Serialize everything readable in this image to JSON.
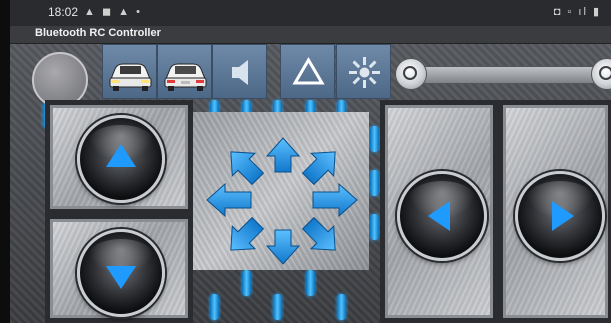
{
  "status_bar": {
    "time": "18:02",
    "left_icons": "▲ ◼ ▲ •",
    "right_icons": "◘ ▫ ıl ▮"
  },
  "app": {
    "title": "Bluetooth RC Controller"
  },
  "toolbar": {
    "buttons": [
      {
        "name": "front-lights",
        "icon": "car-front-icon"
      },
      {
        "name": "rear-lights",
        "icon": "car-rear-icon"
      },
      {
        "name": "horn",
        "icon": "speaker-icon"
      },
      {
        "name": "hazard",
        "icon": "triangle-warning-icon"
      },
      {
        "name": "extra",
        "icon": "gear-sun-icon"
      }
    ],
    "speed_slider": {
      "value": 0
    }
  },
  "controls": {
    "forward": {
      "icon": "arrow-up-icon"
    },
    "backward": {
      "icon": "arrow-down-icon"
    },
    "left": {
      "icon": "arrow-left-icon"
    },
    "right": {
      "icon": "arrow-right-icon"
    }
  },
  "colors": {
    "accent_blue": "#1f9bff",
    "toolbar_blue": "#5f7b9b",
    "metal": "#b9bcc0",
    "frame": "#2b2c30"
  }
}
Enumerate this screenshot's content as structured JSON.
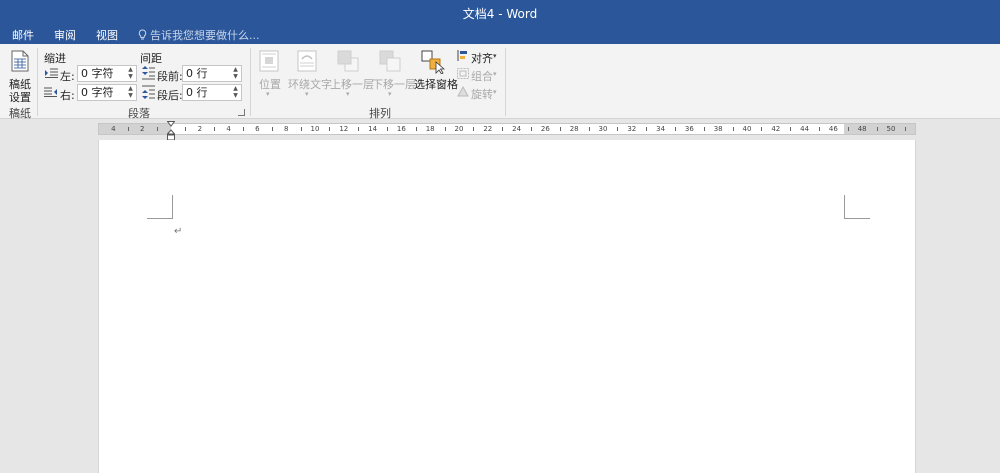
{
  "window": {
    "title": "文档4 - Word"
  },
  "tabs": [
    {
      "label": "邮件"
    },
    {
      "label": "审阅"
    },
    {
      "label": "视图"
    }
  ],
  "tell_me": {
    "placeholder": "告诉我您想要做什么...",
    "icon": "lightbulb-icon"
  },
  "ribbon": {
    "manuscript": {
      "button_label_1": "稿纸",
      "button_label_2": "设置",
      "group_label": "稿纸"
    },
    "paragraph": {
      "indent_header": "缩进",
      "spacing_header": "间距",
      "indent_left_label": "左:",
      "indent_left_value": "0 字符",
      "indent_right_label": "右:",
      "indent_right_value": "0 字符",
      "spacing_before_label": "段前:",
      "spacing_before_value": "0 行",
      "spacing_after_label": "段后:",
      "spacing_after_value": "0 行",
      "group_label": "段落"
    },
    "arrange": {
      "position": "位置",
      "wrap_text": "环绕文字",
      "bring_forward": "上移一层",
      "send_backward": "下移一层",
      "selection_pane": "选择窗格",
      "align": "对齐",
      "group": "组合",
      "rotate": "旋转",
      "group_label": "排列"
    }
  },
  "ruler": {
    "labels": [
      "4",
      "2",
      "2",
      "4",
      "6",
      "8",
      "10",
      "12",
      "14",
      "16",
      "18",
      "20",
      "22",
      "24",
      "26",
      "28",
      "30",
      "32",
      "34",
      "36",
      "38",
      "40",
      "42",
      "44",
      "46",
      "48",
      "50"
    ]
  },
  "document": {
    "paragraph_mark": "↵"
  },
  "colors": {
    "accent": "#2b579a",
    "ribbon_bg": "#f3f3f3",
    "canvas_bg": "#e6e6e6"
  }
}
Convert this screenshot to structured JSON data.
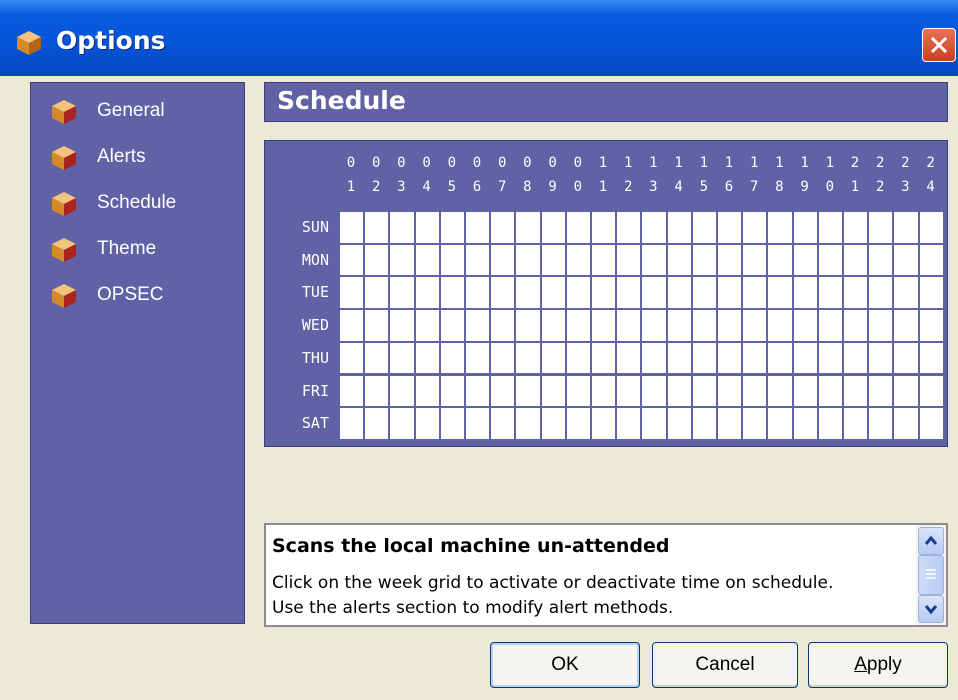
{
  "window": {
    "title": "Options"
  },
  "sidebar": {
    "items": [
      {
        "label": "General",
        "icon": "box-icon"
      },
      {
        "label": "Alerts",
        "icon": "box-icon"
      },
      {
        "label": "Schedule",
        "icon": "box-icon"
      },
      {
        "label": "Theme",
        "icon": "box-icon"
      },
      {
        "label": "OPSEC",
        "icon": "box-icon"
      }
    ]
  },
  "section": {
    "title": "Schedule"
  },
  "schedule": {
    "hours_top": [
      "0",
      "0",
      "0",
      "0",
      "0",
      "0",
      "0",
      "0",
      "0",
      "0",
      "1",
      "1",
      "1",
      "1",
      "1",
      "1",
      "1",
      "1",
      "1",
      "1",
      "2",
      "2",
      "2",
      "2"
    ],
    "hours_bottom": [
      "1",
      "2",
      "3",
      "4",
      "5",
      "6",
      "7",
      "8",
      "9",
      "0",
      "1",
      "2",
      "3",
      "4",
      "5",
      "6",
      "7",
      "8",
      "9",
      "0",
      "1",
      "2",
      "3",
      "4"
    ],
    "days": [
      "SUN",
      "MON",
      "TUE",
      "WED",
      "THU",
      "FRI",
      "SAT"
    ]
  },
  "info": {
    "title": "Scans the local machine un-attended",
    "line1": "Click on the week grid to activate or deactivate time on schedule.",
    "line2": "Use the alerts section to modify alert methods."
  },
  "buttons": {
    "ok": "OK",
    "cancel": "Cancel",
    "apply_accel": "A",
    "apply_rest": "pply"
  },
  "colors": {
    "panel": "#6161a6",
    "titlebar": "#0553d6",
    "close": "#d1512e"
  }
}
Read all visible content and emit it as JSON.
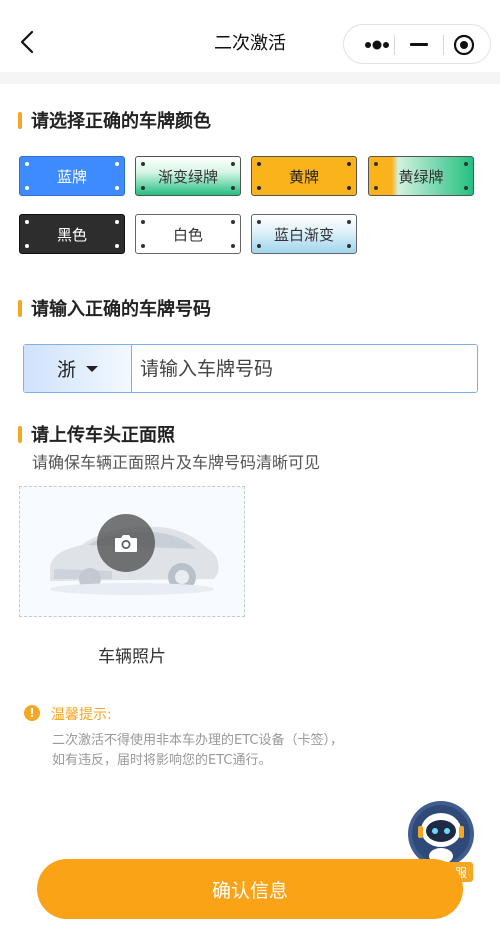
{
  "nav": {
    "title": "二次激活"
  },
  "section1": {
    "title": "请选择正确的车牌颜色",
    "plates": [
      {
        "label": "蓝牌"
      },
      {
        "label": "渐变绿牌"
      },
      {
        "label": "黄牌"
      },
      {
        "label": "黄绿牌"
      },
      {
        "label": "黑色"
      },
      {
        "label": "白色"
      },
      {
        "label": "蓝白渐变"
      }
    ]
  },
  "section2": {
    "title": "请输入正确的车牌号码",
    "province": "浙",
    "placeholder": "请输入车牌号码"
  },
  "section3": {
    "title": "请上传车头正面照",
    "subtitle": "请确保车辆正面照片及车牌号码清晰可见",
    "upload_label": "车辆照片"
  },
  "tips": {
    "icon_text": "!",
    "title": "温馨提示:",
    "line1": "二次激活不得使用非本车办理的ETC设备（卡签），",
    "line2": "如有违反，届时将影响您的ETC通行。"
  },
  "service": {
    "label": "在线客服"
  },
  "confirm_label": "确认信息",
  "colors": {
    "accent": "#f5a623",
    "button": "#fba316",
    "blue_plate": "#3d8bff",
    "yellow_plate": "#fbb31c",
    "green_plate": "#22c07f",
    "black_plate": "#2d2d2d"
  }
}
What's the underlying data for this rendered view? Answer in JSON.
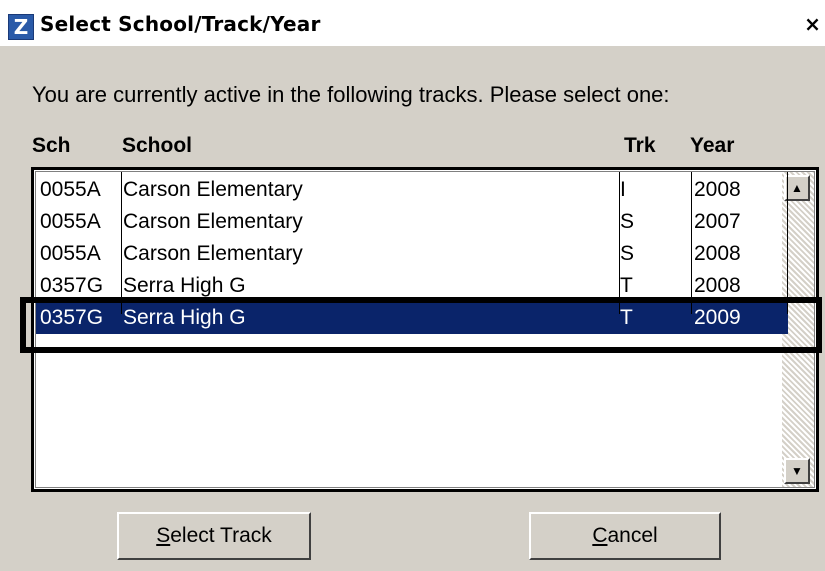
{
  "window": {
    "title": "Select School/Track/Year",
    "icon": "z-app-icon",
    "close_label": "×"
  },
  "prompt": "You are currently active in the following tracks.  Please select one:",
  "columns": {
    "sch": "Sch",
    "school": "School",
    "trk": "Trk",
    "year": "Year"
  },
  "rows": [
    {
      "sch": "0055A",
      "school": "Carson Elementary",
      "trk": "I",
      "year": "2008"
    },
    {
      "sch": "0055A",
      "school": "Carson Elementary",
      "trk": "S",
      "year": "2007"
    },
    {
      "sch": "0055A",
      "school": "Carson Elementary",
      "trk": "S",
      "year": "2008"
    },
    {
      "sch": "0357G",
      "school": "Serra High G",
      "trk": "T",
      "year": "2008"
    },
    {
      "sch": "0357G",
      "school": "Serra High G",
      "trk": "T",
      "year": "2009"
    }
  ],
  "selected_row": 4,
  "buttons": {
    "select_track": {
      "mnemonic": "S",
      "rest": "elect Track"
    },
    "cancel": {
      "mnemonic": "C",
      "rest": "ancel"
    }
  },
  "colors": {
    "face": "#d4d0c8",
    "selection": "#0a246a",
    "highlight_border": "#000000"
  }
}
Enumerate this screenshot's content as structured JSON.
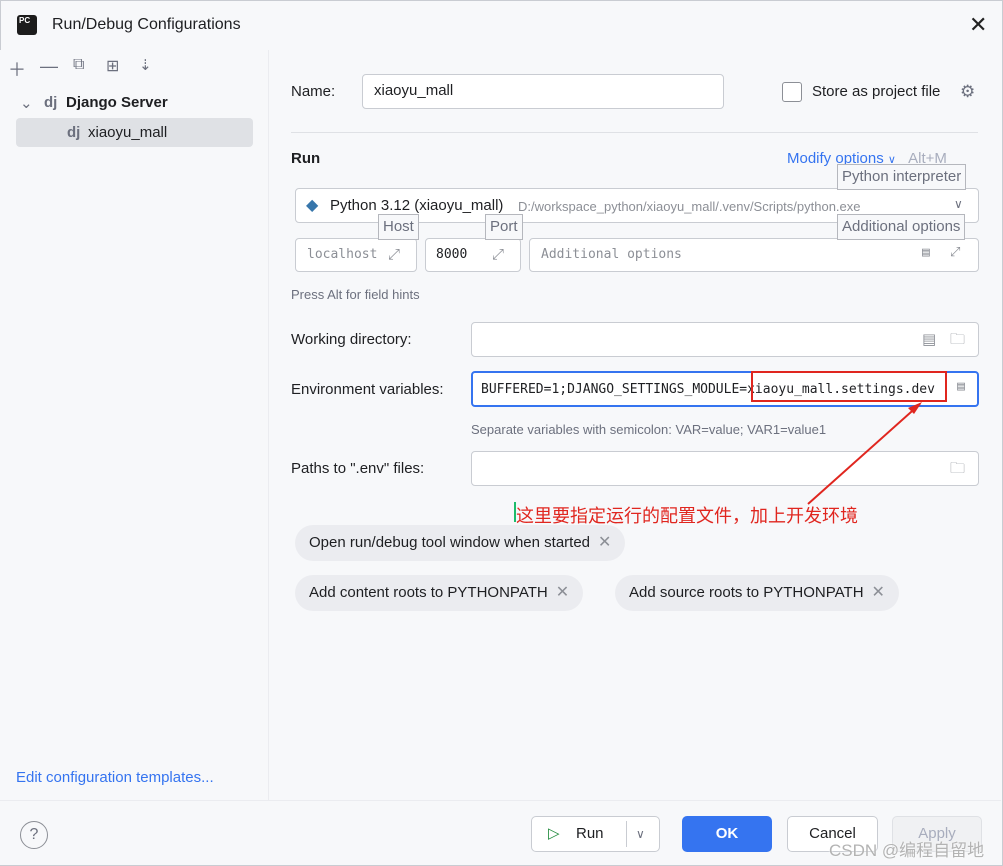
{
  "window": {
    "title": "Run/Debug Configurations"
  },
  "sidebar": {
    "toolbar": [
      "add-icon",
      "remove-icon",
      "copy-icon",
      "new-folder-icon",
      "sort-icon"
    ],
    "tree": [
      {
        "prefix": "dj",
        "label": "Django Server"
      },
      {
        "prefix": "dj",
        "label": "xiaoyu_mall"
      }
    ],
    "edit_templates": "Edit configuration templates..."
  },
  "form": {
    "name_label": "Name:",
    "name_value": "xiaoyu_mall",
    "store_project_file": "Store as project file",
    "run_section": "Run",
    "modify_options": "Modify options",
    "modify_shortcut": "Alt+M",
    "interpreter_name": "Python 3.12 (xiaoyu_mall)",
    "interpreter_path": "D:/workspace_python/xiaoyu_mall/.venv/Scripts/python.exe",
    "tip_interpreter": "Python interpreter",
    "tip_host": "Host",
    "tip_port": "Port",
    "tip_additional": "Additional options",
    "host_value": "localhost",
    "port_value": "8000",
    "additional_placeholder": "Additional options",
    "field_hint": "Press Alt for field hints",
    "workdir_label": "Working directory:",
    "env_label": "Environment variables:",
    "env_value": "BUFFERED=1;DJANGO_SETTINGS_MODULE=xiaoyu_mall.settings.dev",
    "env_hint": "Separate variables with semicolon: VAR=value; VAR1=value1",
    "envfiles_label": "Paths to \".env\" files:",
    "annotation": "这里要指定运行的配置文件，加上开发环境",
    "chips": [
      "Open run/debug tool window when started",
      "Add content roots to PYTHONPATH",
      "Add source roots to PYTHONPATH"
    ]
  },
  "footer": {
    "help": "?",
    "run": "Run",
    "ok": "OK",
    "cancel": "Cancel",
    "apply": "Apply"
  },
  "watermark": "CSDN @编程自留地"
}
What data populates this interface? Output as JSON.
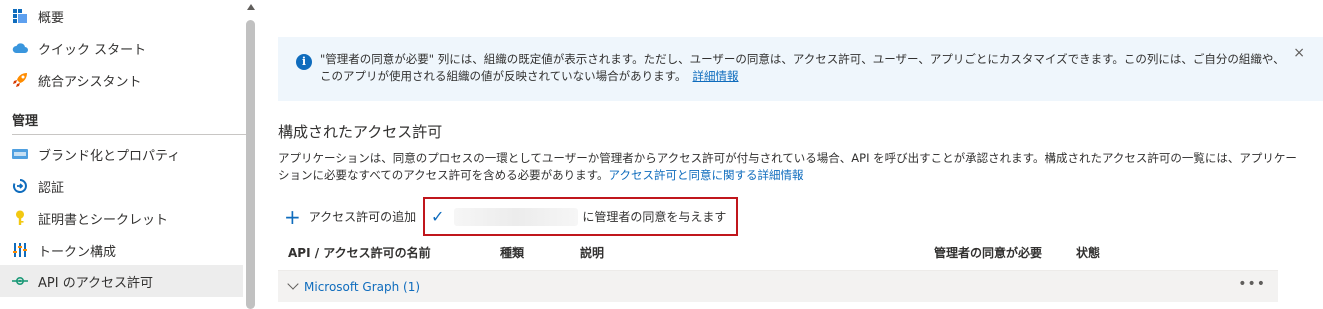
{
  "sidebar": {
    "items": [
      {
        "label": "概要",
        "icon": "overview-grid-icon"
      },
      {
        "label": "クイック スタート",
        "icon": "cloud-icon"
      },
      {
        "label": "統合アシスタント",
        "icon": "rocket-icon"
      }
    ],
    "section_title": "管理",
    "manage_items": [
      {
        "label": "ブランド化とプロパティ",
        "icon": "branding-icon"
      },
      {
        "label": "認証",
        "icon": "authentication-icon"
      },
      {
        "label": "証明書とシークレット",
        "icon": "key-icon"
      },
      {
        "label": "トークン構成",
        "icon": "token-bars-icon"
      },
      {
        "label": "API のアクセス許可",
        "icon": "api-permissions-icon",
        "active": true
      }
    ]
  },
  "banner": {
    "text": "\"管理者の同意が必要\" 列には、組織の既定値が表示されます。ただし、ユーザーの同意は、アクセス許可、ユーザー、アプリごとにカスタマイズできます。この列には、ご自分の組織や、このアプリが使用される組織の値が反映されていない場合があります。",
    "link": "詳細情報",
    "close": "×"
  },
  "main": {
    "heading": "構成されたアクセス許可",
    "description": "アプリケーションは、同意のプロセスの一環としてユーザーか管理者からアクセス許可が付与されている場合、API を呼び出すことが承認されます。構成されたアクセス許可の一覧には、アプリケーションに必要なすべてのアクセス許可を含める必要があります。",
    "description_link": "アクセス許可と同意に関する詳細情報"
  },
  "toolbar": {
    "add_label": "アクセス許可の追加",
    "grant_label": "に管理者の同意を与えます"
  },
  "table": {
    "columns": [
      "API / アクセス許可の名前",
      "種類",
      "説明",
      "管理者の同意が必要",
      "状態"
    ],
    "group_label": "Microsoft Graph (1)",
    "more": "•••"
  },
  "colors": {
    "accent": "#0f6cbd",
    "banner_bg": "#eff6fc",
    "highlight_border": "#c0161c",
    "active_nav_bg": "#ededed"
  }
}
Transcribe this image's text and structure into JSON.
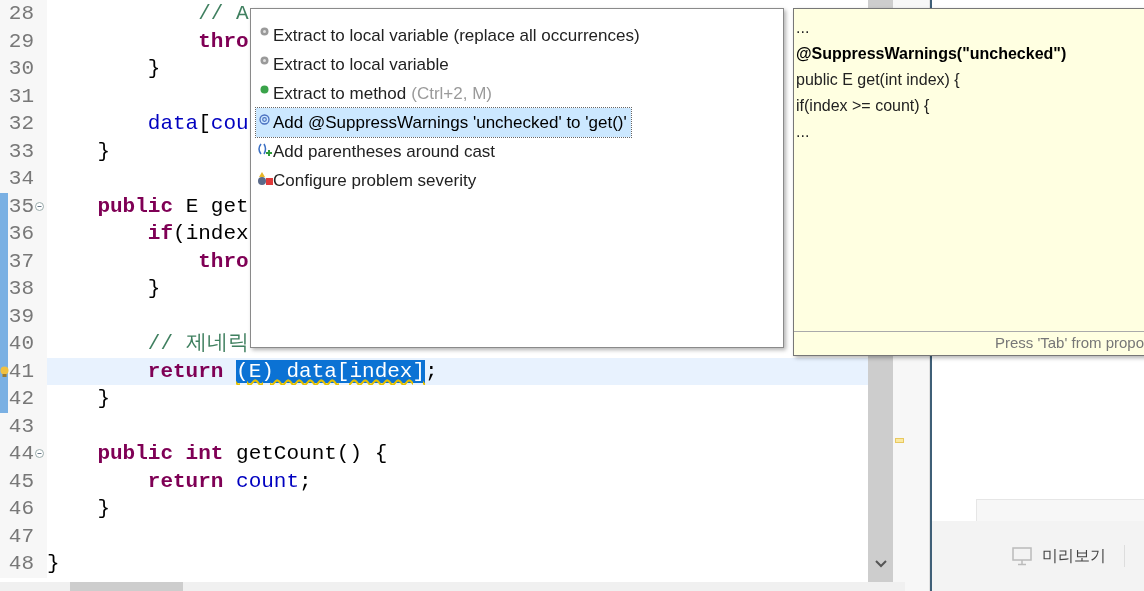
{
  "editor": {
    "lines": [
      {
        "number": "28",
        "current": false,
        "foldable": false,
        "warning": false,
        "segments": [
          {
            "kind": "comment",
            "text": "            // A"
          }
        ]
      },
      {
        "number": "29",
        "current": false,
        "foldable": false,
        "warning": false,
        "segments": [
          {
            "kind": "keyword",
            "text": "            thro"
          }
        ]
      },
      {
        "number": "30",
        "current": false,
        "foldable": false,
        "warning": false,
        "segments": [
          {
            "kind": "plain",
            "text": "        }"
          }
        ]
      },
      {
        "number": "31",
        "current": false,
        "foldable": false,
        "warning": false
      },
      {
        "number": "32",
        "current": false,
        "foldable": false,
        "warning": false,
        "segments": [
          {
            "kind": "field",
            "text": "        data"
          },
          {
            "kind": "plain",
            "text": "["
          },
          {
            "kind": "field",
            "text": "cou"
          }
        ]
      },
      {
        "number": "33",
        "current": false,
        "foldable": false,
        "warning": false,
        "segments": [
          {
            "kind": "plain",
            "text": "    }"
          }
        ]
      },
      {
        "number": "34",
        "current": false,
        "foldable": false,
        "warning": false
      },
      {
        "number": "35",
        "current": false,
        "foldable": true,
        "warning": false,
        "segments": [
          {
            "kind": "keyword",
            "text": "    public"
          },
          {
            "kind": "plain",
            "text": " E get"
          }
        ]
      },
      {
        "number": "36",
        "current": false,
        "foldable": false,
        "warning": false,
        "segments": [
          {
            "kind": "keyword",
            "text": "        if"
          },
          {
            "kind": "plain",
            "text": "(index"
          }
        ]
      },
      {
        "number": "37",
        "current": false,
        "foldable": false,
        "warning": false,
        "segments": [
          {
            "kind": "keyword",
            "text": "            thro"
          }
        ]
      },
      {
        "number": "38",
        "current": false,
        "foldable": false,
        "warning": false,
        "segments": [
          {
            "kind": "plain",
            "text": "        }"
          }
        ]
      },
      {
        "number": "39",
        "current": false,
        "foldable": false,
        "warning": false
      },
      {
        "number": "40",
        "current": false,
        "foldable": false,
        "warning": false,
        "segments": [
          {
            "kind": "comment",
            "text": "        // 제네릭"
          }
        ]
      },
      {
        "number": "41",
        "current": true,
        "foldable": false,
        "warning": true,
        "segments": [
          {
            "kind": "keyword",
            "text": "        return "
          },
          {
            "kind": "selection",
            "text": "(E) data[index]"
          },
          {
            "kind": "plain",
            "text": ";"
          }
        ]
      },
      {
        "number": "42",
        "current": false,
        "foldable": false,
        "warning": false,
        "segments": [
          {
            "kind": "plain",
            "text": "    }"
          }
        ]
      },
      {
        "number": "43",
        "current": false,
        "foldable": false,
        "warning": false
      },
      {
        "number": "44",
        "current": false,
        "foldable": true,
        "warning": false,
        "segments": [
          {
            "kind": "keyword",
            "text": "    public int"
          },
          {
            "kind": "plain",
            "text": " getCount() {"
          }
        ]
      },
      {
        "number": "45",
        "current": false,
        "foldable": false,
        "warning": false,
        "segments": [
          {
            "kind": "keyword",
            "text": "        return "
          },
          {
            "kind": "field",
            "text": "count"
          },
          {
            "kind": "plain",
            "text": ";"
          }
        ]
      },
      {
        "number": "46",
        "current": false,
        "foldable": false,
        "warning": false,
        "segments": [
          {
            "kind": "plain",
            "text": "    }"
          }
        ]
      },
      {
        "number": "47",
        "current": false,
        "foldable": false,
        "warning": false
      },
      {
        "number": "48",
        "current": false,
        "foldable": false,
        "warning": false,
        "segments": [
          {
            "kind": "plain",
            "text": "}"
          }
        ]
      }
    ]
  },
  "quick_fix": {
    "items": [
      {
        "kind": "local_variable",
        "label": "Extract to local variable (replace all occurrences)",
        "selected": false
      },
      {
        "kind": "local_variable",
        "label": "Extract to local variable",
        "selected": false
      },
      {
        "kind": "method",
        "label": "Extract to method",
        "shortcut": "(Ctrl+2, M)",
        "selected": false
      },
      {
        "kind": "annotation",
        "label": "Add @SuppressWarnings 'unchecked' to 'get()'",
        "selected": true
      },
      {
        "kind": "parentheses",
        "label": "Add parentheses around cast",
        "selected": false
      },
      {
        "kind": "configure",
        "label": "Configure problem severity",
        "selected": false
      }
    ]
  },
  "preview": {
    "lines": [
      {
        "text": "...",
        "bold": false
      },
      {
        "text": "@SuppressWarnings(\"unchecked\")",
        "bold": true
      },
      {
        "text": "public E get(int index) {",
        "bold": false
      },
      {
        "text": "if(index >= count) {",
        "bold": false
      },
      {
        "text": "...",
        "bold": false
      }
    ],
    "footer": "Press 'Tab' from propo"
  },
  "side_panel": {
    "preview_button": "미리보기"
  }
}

▶ _Given task_: Determine the number of lines in the entries above where the string "roots" appears. Answer with the number alone.

▶ _The result_: 2